Exercise instructions:
1: Name every dish or drink that the essay about not handling spicy food mentions by name.
2: Keep writing the essay about not handling spicy food, picking up after its final sentence.

Quoted passage:
------------------------------------------------------------

“Mild, medium, or spicy?”
It’s a perfectly innocuous question, asked thousands of times every day. Yet when I would call in a takeout order, hearing it would throw me into a panic. Have I ordered this dish from this restaurant before? Will they write MILD on the outside of the box, putting my shame on display? How bad could “medium” really be? Before I know it, I’ve blurted out an answer that will consign me to long suffering the next day, because the truth is that I can’t handle spicy food. I could add all kinds of caveats about how it depends on the cuisine and the type of spice, but the fact of the matter is that when I’m ordering my Saag Paneer online, I click MILD when a popup window asks me the same question.
On its face, there is nothing particularly strange or shameful about this. There are various other flavors which, when pushed to extremes, I find revolting — imagine the punishing bitterness of a Negroni, the cloying sweetness of a Mountain Dew — but I don’t feel any sense of shame or inadequacy for my failure to appreciate them. Failure to appreciate (or at least endure) spicy foods, on the other hand, feels like a shameful secret that must be concealed at all costs.

------------------------------------------------------------

Supplied data:
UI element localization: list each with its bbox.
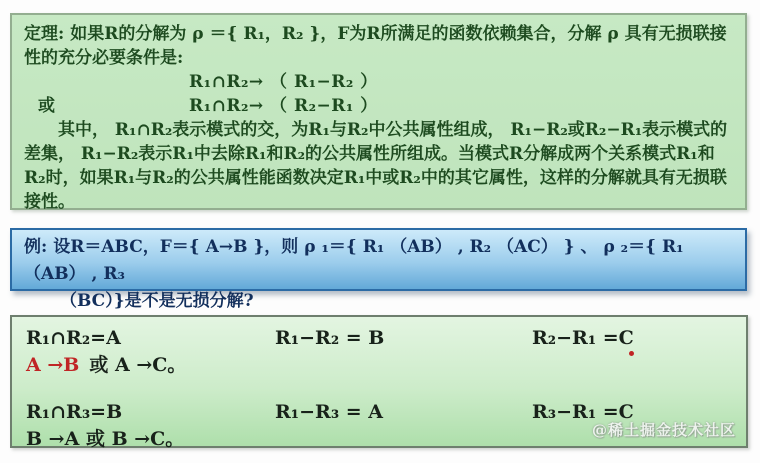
result-group-1: R₁∩R₂=A R₁−R₂ = B R₂−R₁ =C A →B或 A →C。 — [26, 325, 734, 378]
fd-rest: 或 A →C。 — [89, 354, 186, 376]
theorem-formula-row-1: R₁∩R₂→ （ R₁−R₂ ） — [24, 70, 735, 94]
example-line-1: 例: 设R＝ABC，F＝{ A→B }，则 ρ ₁＝{ R₁ （AB） , R₂… — [24, 234, 735, 288]
theorem-statement: 定理: 如果R的分解为 ρ ＝{ R₁，R₂ }，F为R所满足的函数依赖集合，分… — [24, 22, 735, 70]
fd-highlighted: A →B — [26, 354, 79, 376]
result-box: R₁∩R₂=A R₁−R₂ = B R₂−R₁ =C A →B或 A →C。 R… — [10, 315, 748, 448]
intersection-formula: R₁∩R₃=B — [26, 399, 275, 425]
or-label: 或 — [24, 94, 189, 118]
red-dot-mark — [629, 351, 634, 356]
watermark: @稀土掘金技术社区 — [592, 417, 736, 443]
lecture-slide: 定理: 如果R的分解为 ρ ＝{ R₁，R₂ }，F为R所满足的函数依赖集合，分… — [0, 0, 760, 463]
difference-formula-2: R₂−R₁ =C — [532, 325, 734, 351]
difference-formula-1: R₁−R₂ = B — [275, 325, 532, 351]
theorem-formula-2: R₁∩R₂→ （ R₂−R₁ ） — [189, 94, 735, 118]
result-row: R₁∩R₂=A R₁−R₂ = B R₂−R₁ =C — [26, 325, 734, 351]
fd-conclusion-line: A →B或 A →C。 — [26, 352, 734, 378]
difference-formula-1: R₁−R₃ = A — [275, 399, 532, 425]
theorem-formula-1: R₁∩R₂→ （ R₁−R₂ ） — [189, 70, 735, 94]
theorem-formula-row-2: 或 R₁∩R₂→ （ R₂−R₁ ） — [24, 94, 735, 118]
theorem-explanation: 其中， R₁∩R₂表示模式的交，为R₁与R₂中公共属性组成， R₁−R₂或R₂−… — [24, 118, 735, 214]
intersection-formula: R₁∩R₂=A — [26, 325, 275, 351]
example-line-2: （BC）}是不是无损分解? — [24, 288, 735, 315]
fd-rest: B →A 或 B →C。 — [26, 428, 184, 450]
example-box: 例: 设R＝ABC，F＝{ A→B }，则 ρ ₁＝{ R₁ （AB） , R₂… — [10, 228, 747, 291]
difference-formula-2-text: R₂−R₁ =C — [532, 327, 634, 349]
theorem-box: 定理: 如果R的分解为 ρ ＝{ R₁，R₂ }，F为R所满足的函数依赖集合，分… — [10, 13, 747, 210]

------------------------------------------------------------

Answers to the exercises:
1: Saag Paneer, Negroni, Mountain Dew

2:
So strong is the pressure that for years I was unable to admit my aversion for much spicy food even to myself. After all, didn’t I see my dad slather his scrambled eggs in Tabasco every Saturday morning? Wasn’t it my obligation to appreciate it, too? Would I be failing my duty as a Martin if I didn’t join him in requesting “Thai spicy” every time we ate out at a Thai restaurant? I gritted my teeth, poured on the sriracha, and ate with grim determination as sweat poured down my face, telling myself that I loved it.
Growing up in Atlanta, I had the opportunity to sample excellent food from diverse global cuisines, in the process learning that all spice is not alike. Spiciness is often viewed as an easily quantified attribute, something that can be directly compared from one food to another — after all, we have the Scoville scale, which ranks foods based on their capsaicin content — but the spice in our foods comes from a variety of different peppers, often dried, smoked and otherwise processed in ways that dramatically affect the overall flavor of the resulting dish in ways that can’t be reflected with a simple numerical score.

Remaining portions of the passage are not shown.